__Written exercise__. Only the pictures are omitted; repeat all other data exactly.

__Information shown__.
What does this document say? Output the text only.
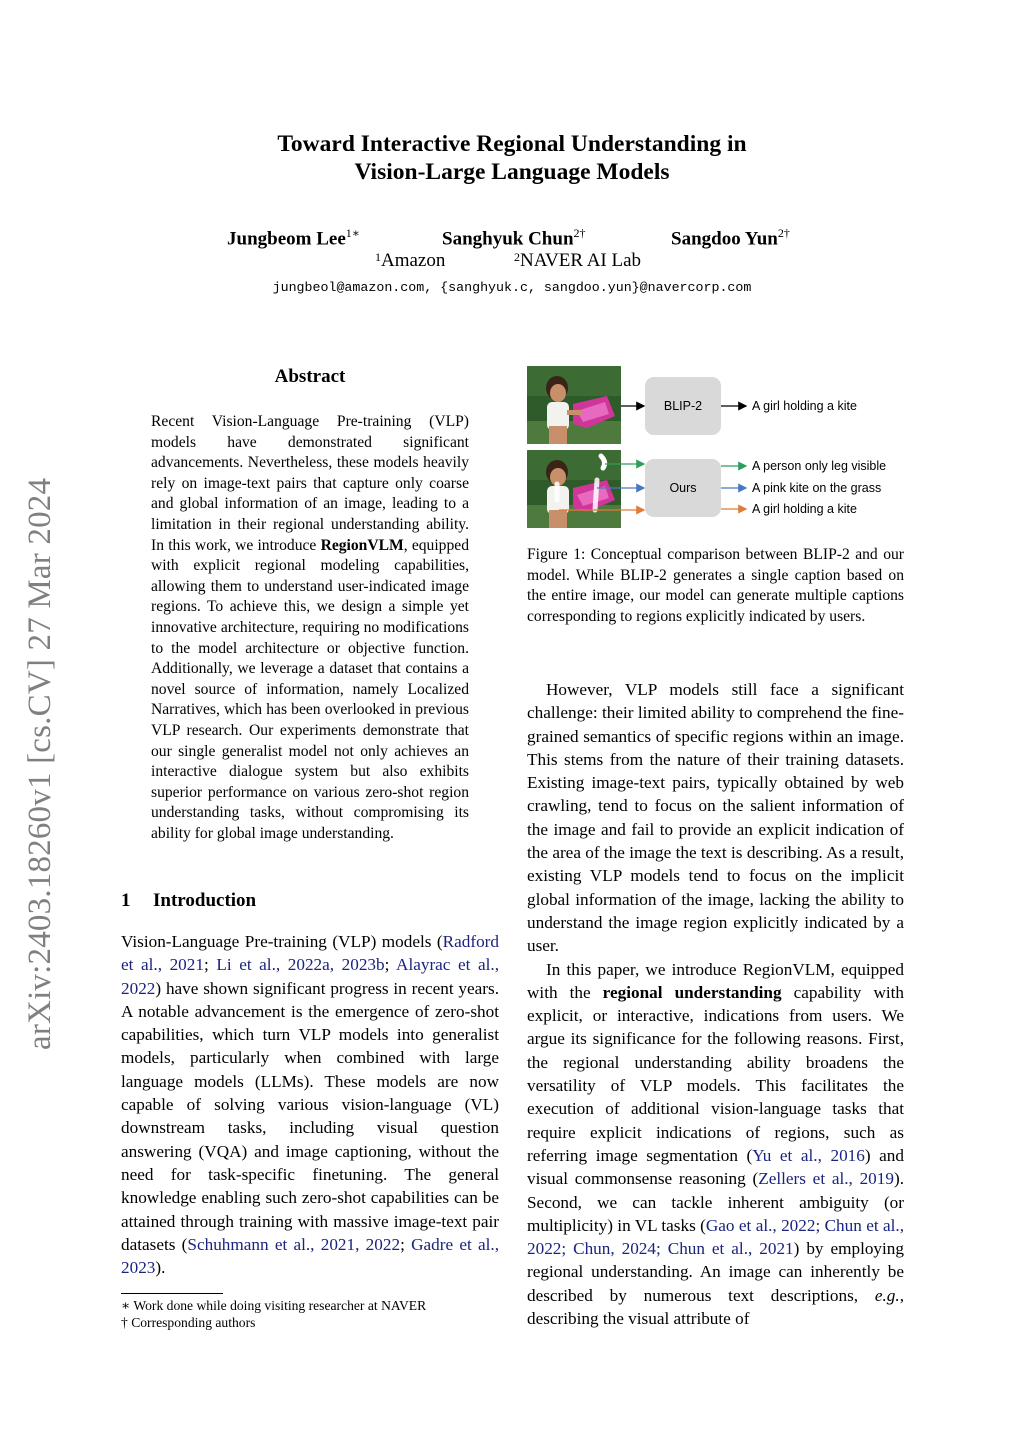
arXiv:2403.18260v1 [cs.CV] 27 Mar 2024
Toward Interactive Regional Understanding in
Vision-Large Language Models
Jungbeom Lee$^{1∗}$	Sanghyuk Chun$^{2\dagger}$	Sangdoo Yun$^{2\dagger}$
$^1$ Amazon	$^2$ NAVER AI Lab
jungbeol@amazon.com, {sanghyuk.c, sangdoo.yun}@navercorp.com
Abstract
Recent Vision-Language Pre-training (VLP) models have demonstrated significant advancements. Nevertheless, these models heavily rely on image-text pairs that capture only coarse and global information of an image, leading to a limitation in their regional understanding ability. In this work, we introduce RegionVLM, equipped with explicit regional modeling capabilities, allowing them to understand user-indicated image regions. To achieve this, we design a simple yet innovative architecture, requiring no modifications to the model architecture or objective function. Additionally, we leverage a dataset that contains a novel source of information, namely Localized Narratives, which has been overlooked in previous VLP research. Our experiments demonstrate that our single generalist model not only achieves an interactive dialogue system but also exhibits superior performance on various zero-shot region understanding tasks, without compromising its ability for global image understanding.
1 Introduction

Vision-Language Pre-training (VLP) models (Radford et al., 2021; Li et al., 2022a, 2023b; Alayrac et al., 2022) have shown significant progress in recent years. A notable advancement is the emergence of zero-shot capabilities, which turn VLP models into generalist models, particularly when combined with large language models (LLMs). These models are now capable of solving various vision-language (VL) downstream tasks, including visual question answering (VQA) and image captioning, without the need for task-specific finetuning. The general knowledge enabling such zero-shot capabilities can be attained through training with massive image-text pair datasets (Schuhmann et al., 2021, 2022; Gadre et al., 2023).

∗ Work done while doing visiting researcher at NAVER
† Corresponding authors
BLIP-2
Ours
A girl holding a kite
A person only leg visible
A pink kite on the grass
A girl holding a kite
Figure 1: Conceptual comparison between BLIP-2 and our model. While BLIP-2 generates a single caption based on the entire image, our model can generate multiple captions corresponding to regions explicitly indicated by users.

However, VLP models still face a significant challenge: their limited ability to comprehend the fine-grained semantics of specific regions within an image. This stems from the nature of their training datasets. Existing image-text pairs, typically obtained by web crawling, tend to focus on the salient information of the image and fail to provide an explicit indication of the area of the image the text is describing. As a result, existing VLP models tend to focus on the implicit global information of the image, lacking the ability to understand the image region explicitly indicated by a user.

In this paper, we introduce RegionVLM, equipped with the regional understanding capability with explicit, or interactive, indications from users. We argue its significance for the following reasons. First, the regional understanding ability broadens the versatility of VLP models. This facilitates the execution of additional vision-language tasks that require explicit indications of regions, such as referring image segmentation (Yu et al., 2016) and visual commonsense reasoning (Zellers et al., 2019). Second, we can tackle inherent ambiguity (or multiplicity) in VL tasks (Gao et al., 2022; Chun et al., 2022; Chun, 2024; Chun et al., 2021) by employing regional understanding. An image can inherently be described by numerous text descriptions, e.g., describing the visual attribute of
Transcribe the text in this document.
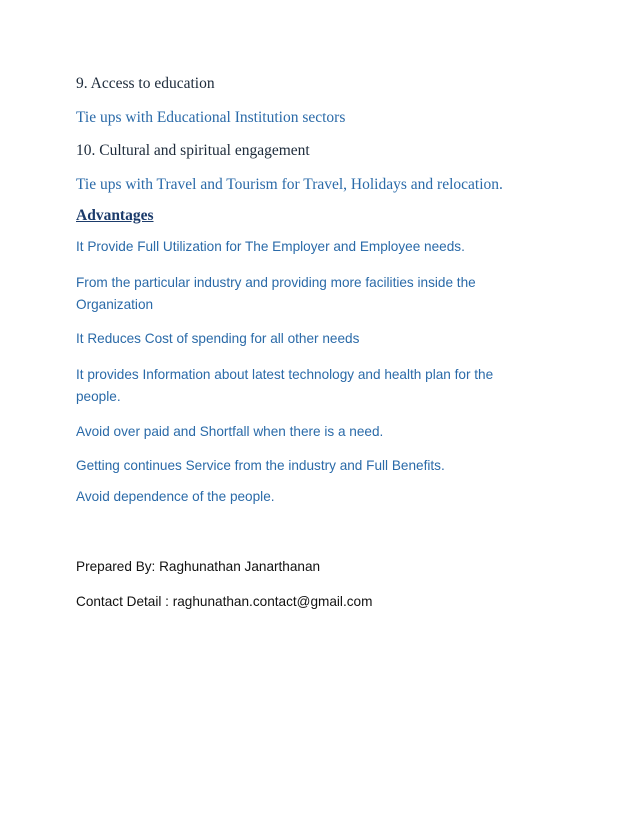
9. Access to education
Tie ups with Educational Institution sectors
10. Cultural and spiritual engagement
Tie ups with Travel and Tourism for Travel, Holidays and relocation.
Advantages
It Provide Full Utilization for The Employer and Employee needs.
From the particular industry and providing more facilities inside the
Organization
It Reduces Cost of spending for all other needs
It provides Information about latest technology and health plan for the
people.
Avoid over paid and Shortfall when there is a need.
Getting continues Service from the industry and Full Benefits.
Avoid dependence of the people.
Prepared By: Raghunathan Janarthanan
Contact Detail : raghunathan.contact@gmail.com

__Reply__.
What does this document say? Output the text only.
arXiv:2403.18260v1 [cs.CV] 27 Mar 2024
Toward Interactive Regional Understanding in
Vision-Large Language Models
Jungbeom Lee$^{1∗}$	Sanghyuk Chun$^{2\dagger}$	Sangdoo Yun$^{2\dagger}$
$^1$ Amazon	$^2$ NAVER AI Lab
jungbeol@amazon.com, {sanghyuk.c, sangdoo.yun}@navercorp.com
Abstract
Recent Vision-Language Pre-training (VLP) models have demonstrated significant advancements. Nevertheless, these models heavily rely on image-text pairs that capture only coarse and global information of an image, leading to a limitation in their regional understanding ability. In this work, we introduce RegionVLM, equipped with explicit regional modeling capabilities, allowing them to understand user-indicated image regions. To achieve this, we design a simple yet innovative architecture, requiring no modifications to the model architecture or objective function. Additionally, we leverage a dataset that contains a novel source of information, namely Localized Narratives, which has been overlooked in previous VLP research. Our experiments demonstrate that our single generalist model not only achieves an interactive dialogue system but also exhibits superior performance on various zero-shot region understanding tasks, without compromising its ability for global image understanding.
1 Introduction

Vision-Language Pre-training (VLP) models (Radford et al., 2021; Li et al., 2022a, 2023b; Alayrac et al., 2022) have shown significant progress in recent years. A notable advancement is the emergence of zero-shot capabilities, which turn VLP models into generalist models, particularly when combined with large language models (LLMs). These models are now capable of solving various vision-language (VL) downstream tasks, including visual question answering (VQA) and image captioning, without the need for task-specific finetuning. The general knowledge enabling such zero-shot capabilities can be attained through training with massive image-text pair datasets (Schuhmann et al., 2021, 2022; Gadre et al., 2023).

∗ Work done while doing visiting researcher at NAVER
† Corresponding authors
BLIP-2
Ours
A girl holding a kite
A person only leg visible
A pink kite on the grass
A girl holding a kite
Figure 1: Conceptual comparison between BLIP-2 and our model. While BLIP-2 generates a single caption based on the entire image, our model can generate multiple captions corresponding to regions explicitly indicated by users.

However, VLP models still face a significant challenge: their limited ability to comprehend the fine-grained semantics of specific regions within an image. This stems from the nature of their training datasets. Existing image-text pairs, typically obtained by web crawling, tend to focus on the salient information of the image and fail to provide an explicit indication of the area of the image the text is describing. As a result, existing VLP models tend to focus on the implicit global information of the image, lacking the ability to understand the image region explicitly indicated by a user.

In this paper, we introduce RegionVLM, equipped with the regional understanding capability with explicit, or interactive, indications from users. We argue its significance for the following reasons. First, the regional understanding ability broadens the versatility of VLP models. This facilitates the execution of additional vision-language tasks that require explicit indications of regions, such as referring image segmentation (Yu et al., 2016) and visual commonsense reasoning (Zellers et al., 2019). Second, we can tackle inherent ambiguity (or multiplicity) in VL tasks (Gao et al., 2022; Chun et al., 2022; Chun, 2024; Chun et al., 2021) by employing regional understanding. An image can inherently be described by numerous text descriptions, e.g., describing the visual attribute of
Transcribe the text in this document.
9. Access to education
Tie ups with Educational Institution sectors
10. Cultural and spiritual engagement
Tie ups with Travel and Tourism for Travel, Holidays and relocation.
Advantages
It Provide Full Utilization for The Employer and Employee needs.
From the particular industry and providing more facilities inside the
Organization
It Reduces Cost of spending for all other needs
It provides Information about latest technology and health plan for the
people.
Avoid over paid and Shortfall when there is a need.
Getting continues Service from the industry and Full Benefits.
Avoid dependence of the people.
Prepared By: Raghunathan Janarthanan
Contact Detail : raghunathan.contact@gmail.com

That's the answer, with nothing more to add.